__WHAT NEEDS TO BE DONE__:
In your copy, repeat the records exactly and leave out the pictures.

__DATA FOR PROCESSING__:
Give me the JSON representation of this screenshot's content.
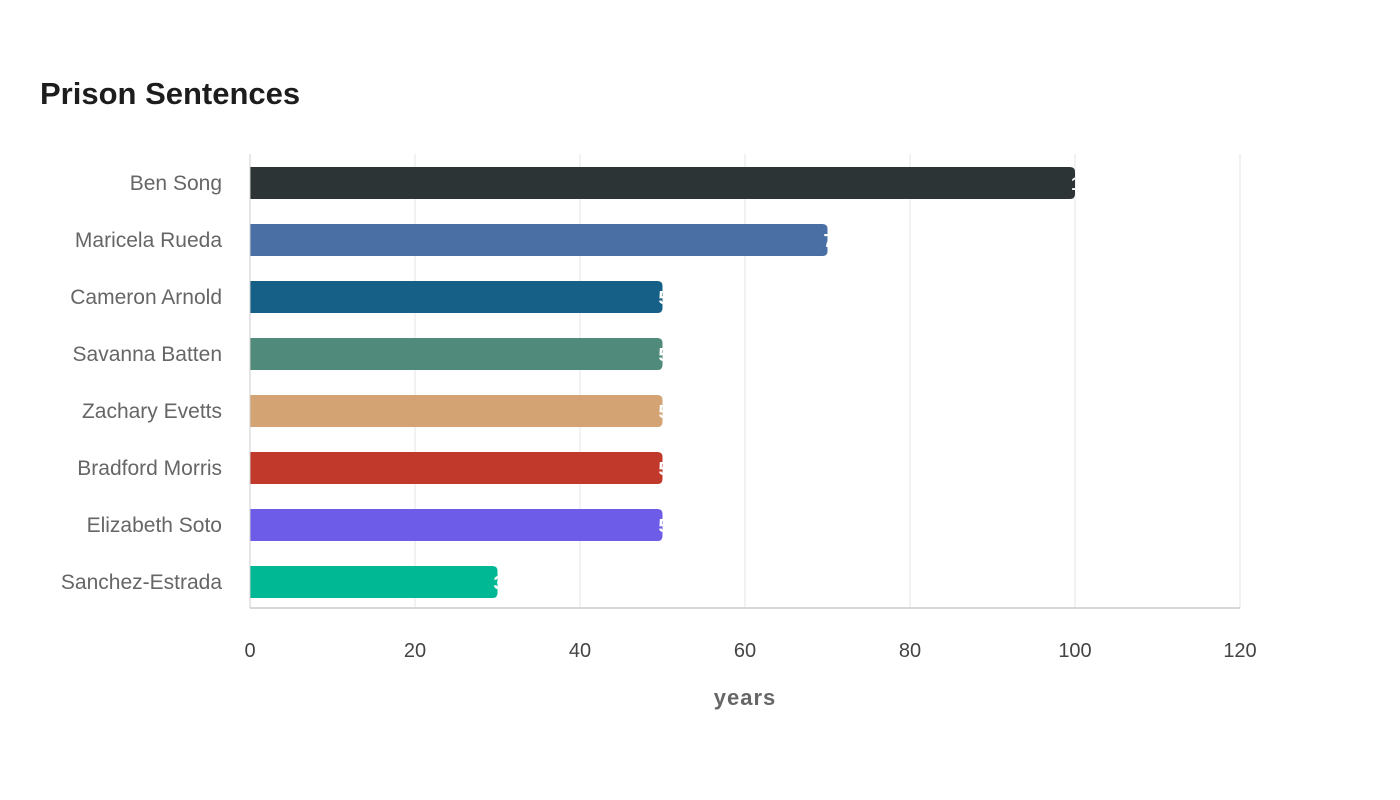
{
  "chart_data": {
    "type": "bar",
    "orientation": "horizontal",
    "title": "Prison Sentences",
    "xlabel": "years",
    "ylabel": "",
    "categories": [
      "Ben Song",
      "Maricela Rueda",
      "Cameron Arnold",
      "Savanna Batten",
      "Zachary Evetts",
      "Bradford Morris",
      "Elizabeth Soto",
      "Sanchez-Estrada"
    ],
    "values": [
      100,
      70,
      50,
      50,
      50,
      50,
      50,
      30
    ],
    "colors": [
      "#2d3436",
      "#4a6fa5",
      "#166088",
      "#4f8a7a",
      "#d4a373",
      "#c0392b",
      "#6c5ce7",
      "#00b894"
    ],
    "xlim": [
      0,
      120
    ],
    "xticks": [
      "0",
      "20",
      "40",
      "60",
      "80",
      "100",
      "120"
    ],
    "grid": true,
    "legend": "none"
  }
}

__RESPONSE TO THIS EXERCISE__:
Give me the JSON representation of this screenshot's content.
{
  "chart_data": {
    "type": "bar",
    "orientation": "horizontal",
    "title": "Prison Sentences",
    "xlabel": "years",
    "ylabel": "",
    "categories": [
      "Ben Song",
      "Maricela Rueda",
      "Cameron Arnold",
      "Savanna Batten",
      "Zachary Evetts",
      "Bradford Morris",
      "Elizabeth Soto",
      "Sanchez-Estrada"
    ],
    "values": [
      100,
      70,
      50,
      50,
      50,
      50,
      50,
      30
    ],
    "colors": [
      "#2d3436",
      "#4a6fa5",
      "#166088",
      "#4f8a7a",
      "#d4a373",
      "#c0392b",
      "#6c5ce7",
      "#00b894"
    ],
    "xlim": [
      0,
      120
    ],
    "xticks": [
      "0",
      "20",
      "40",
      "60",
      "80",
      "100",
      "120"
    ],
    "grid": true,
    "legend": "none"
  }
}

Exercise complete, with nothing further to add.